Copy each record exactly as it reads, leaving out any pictures it holds.

* _Data provided_:
:::::
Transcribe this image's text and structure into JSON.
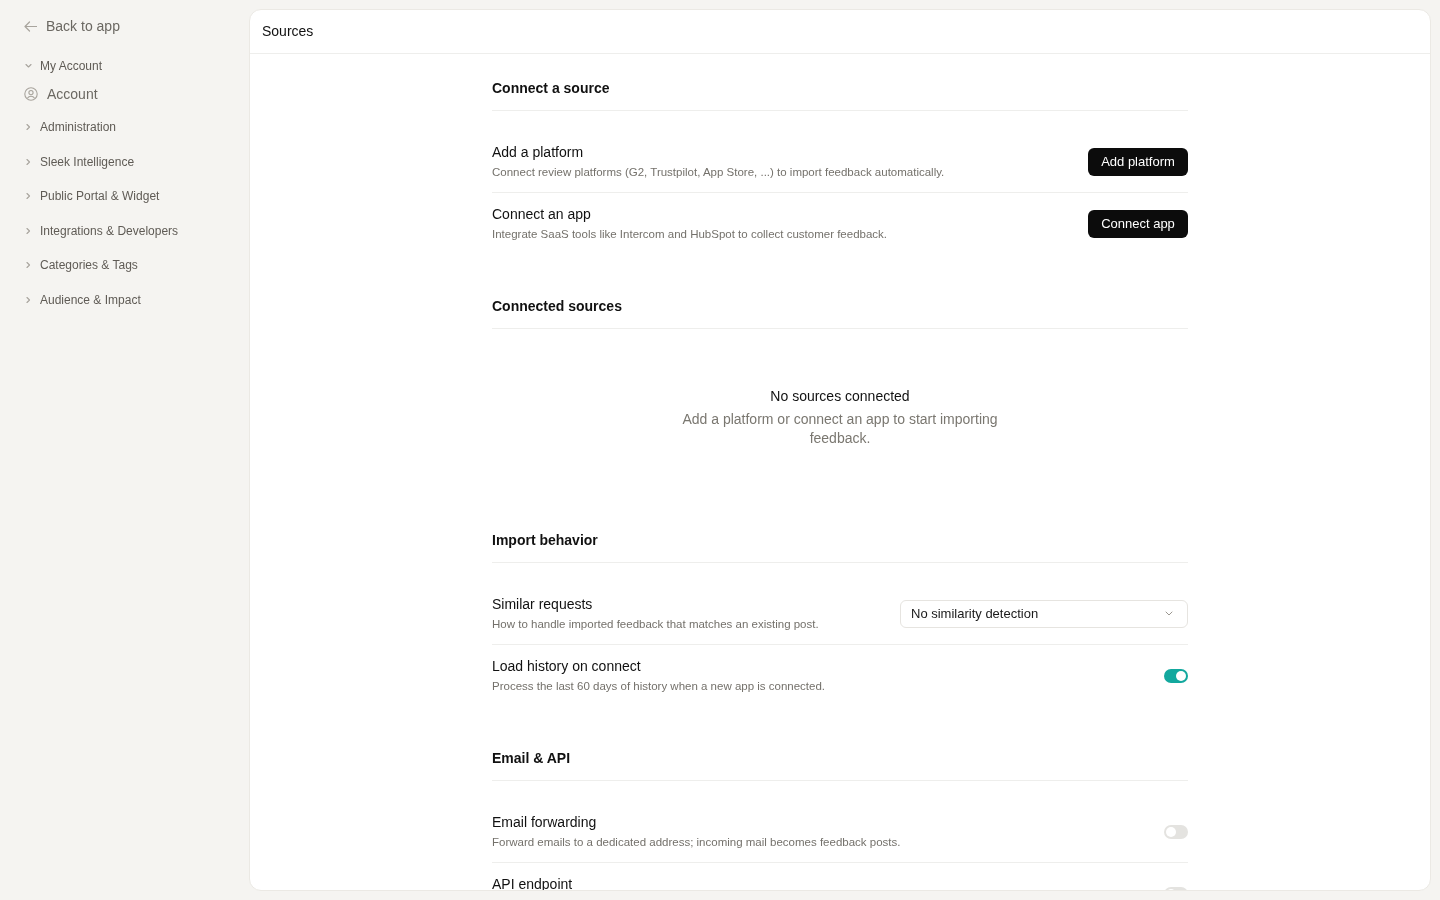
{
  "sidebar": {
    "back_link": "Back to app",
    "groups": [
      {
        "label": "My Account",
        "expanded": true,
        "children": [
          {
            "label": "Account"
          }
        ]
      },
      {
        "label": "Administration",
        "expanded": false
      },
      {
        "label": "Sleek Intelligence",
        "expanded": false
      },
      {
        "label": "Public Portal & Widget",
        "expanded": false
      },
      {
        "label": "Integrations & Developers",
        "expanded": false
      },
      {
        "label": "Categories & Tags",
        "expanded": false
      },
      {
        "label": "Audience & Impact",
        "expanded": false
      }
    ]
  },
  "page": {
    "title": "Sources",
    "sections": [
      {
        "heading": "Connect a source",
        "rows": [
          {
            "kind": "button",
            "title": "Add a platform",
            "description": "Connect review platforms (G2, Trustpilot, App Store, ...) to import feedback automatically.",
            "button": "Add platform"
          },
          {
            "kind": "button",
            "title": "Connect an app",
            "description": "Integrate SaaS tools like Intercom and HubSpot to collect customer feedback.",
            "button": "Connect app"
          }
        ]
      },
      {
        "heading": "Connected sources",
        "empty_state": {
          "title": "No sources connected",
          "message": "Add a platform or connect an app to start importing feedback."
        }
      },
      {
        "heading": "Import behavior",
        "rows": [
          {
            "kind": "select",
            "title": "Similar requests",
            "description": "How to handle imported feedback that matches an existing post.",
            "value": "No similarity detection"
          },
          {
            "kind": "toggle",
            "title": "Load history on connect",
            "description": "Process the last 60 days of history when a new app is connected.",
            "on": true
          }
        ]
      },
      {
        "heading": "Email & API",
        "rows": [
          {
            "kind": "toggle",
            "title": "Email forwarding",
            "description": "Forward emails to a dedicated address; incoming mail becomes feedback posts.",
            "on": false
          },
          {
            "kind": "toggle",
            "title": "API endpoint",
            "on": false
          }
        ]
      }
    ]
  }
}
:::::
* _Full answer_:
Transcribe this image's text and structure into JSON.
{
  "sidebar": {
    "back_link": "Back to app",
    "groups": [
      {
        "label": "My Account",
        "expanded": true,
        "children": [
          {
            "label": "Account"
          }
        ]
      },
      {
        "label": "Administration",
        "expanded": false
      },
      {
        "label": "Sleek Intelligence",
        "expanded": false
      },
      {
        "label": "Public Portal & Widget",
        "expanded": false
      },
      {
        "label": "Integrations & Developers",
        "expanded": false
      },
      {
        "label": "Categories & Tags",
        "expanded": false
      },
      {
        "label": "Audience & Impact",
        "expanded": false
      }
    ]
  },
  "page": {
    "title": "Sources",
    "sections": [
      {
        "heading": "Connect a source",
        "rows": [
          {
            "kind": "button",
            "title": "Add a platform",
            "description": "Connect review platforms (G2, Trustpilot, App Store, ...) to import feedback automatically.",
            "button": "Add platform"
          },
          {
            "kind": "button",
            "title": "Connect an app",
            "description": "Integrate SaaS tools like Intercom and HubSpot to collect customer feedback.",
            "button": "Connect app"
          }
        ]
      },
      {
        "heading": "Connected sources",
        "empty_state": {
          "title": "No sources connected",
          "message": "Add a platform or connect an app to start importing feedback."
        }
      },
      {
        "heading": "Import behavior",
        "rows": [
          {
            "kind": "select",
            "title": "Similar requests",
            "description": "How to handle imported feedback that matches an existing post.",
            "value": "No similarity detection"
          },
          {
            "kind": "toggle",
            "title": "Load history on connect",
            "description": "Process the last 60 days of history when a new app is connected.",
            "on": true
          }
        ]
      },
      {
        "heading": "Email & API",
        "rows": [
          {
            "kind": "toggle",
            "title": "Email forwarding",
            "description": "Forward emails to a dedicated address; incoming mail becomes feedback posts.",
            "on": false
          },
          {
            "kind": "toggle",
            "title": "API endpoint",
            "on": false
          }
        ]
      }
    ]
  }
}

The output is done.